- **INSTRUCTION**
Retype the full set of records. Keep every character identical.

- **STORED ROWS**
[BEGIN]

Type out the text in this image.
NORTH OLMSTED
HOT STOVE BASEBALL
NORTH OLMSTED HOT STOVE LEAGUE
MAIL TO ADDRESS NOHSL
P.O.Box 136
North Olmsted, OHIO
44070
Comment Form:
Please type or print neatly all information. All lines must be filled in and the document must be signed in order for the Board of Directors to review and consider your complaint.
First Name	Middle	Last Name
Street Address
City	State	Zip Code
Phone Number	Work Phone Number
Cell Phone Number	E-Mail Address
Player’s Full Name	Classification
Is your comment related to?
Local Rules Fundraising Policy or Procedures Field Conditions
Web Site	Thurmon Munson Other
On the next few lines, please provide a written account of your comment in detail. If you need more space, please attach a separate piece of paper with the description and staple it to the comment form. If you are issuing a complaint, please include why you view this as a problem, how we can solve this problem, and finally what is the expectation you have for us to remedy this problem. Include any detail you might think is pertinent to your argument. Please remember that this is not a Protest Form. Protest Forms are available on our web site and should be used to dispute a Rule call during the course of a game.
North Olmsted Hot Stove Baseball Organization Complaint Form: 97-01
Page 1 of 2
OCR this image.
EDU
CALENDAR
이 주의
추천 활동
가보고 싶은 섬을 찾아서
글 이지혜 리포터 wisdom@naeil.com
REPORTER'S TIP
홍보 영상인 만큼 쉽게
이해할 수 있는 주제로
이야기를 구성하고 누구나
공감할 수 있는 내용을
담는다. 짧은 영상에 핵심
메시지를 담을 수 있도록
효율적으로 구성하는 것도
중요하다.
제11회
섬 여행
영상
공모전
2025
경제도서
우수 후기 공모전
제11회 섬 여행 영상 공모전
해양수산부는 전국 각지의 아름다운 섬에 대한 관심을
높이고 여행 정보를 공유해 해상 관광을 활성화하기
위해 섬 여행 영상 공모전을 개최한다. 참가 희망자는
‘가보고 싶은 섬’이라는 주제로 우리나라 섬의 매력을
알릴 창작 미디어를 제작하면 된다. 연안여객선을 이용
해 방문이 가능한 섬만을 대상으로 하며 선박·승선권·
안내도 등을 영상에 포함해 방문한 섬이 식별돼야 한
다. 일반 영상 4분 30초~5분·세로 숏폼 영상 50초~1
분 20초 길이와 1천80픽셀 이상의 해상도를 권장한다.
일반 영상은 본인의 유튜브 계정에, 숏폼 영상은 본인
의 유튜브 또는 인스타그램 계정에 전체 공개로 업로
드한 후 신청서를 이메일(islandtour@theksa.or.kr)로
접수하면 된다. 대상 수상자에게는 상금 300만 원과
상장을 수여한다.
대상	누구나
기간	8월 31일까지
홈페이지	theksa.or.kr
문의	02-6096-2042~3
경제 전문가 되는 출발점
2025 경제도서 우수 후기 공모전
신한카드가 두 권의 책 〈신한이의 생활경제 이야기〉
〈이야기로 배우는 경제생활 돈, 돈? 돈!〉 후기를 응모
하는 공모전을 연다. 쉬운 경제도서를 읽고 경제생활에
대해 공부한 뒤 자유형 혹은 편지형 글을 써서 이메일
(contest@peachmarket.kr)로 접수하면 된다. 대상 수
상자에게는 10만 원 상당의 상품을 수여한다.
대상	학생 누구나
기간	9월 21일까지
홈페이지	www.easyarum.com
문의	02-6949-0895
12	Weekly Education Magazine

[END]

- **FULL OUTPUT**
Type out the text in this image.
NORTH OLMSTED
HOT STOVE BASEBALL
NORTH OLMSTED HOT STOVE LEAGUE
MAIL TO ADDRESS NOHSL
P.O.Box 136
North Olmsted, OHIO
44070
Comment Form:
Please type or print neatly all information. All lines must be filled in and the document must be signed in order for the Board of Directors to review and consider your complaint.
First Name	Middle	Last Name
Street Address
City	State	Zip Code
Phone Number	Work Phone Number
Cell Phone Number	E-Mail Address
Player’s Full Name	Classification
Is your comment related to?
Local Rules Fundraising Policy or Procedures Field Conditions
Web Site	Thurmon Munson Other
On the next few lines, please provide a written account of your comment in detail. If you need more space, please attach a separate piece of paper with the description and staple it to the comment form. If you are issuing a complaint, please include why you view this as a problem, how we can solve this problem, and finally what is the expectation you have for us to remedy this problem. Include any detail you might think is pertinent to your argument. Please remember that this is not a Protest Form. Protest Forms are available on our web site and should be used to dispute a Rule call during the course of a game.
North Olmsted Hot Stove Baseball Organization Complaint Form: 97-01
Page 1 of 2
OCR this image.
EDU
CALENDAR
이 주의
추천 활동
가보고 싶은 섬을 찾아서
글 이지혜 리포터 wisdom@naeil.com
REPORTER'S TIP
홍보 영상인 만큼 쉽게
이해할 수 있는 주제로
이야기를 구성하고 누구나
공감할 수 있는 내용을
담는다. 짧은 영상에 핵심
메시지를 담을 수 있도록
효율적으로 구성하는 것도
중요하다.
제11회
섬 여행
영상
공모전
2025
경제도서
우수 후기 공모전
제11회 섬 여행 영상 공모전
해양수산부는 전국 각지의 아름다운 섬에 대한 관심을
높이고 여행 정보를 공유해 해상 관광을 활성화하기
위해 섬 여행 영상 공모전을 개최한다. 참가 희망자는
‘가보고 싶은 섬’이라는 주제로 우리나라 섬의 매력을
알릴 창작 미디어를 제작하면 된다. 연안여객선을 이용
해 방문이 가능한 섬만을 대상으로 하며 선박·승선권·
안내도 등을 영상에 포함해 방문한 섬이 식별돼야 한
다. 일반 영상 4분 30초~5분·세로 숏폼 영상 50초~1
분 20초 길이와 1천80픽셀 이상의 해상도를 권장한다.
일반 영상은 본인의 유튜브 계정에, 숏폼 영상은 본인
의 유튜브 또는 인스타그램 계정에 전체 공개로 업로
드한 후 신청서를 이메일(islandtour@theksa.or.kr)로
접수하면 된다. 대상 수상자에게는 상금 300만 원과
상장을 수여한다.
대상	누구나
기간	8월 31일까지
홈페이지	theksa.or.kr
문의	02-6096-2042~3
경제 전문가 되는 출발점
2025 경제도서 우수 후기 공모전
신한카드가 두 권의 책 〈신한이의 생활경제 이야기〉
〈이야기로 배우는 경제생활 돈, 돈? 돈!〉 후기를 응모
하는 공모전을 연다. 쉬운 경제도서를 읽고 경제생활에
대해 공부한 뒤 자유형 혹은 편지형 글을 써서 이메일
(contest@peachmarket.kr)로 접수하면 된다. 대상 수
상자에게는 10만 원 상당의 상품을 수여한다.
대상	학생 누구나
기간	9월 21일까지
홈페이지	www.easyarum.com
문의	02-6949-0895
12	Weekly Education Magazine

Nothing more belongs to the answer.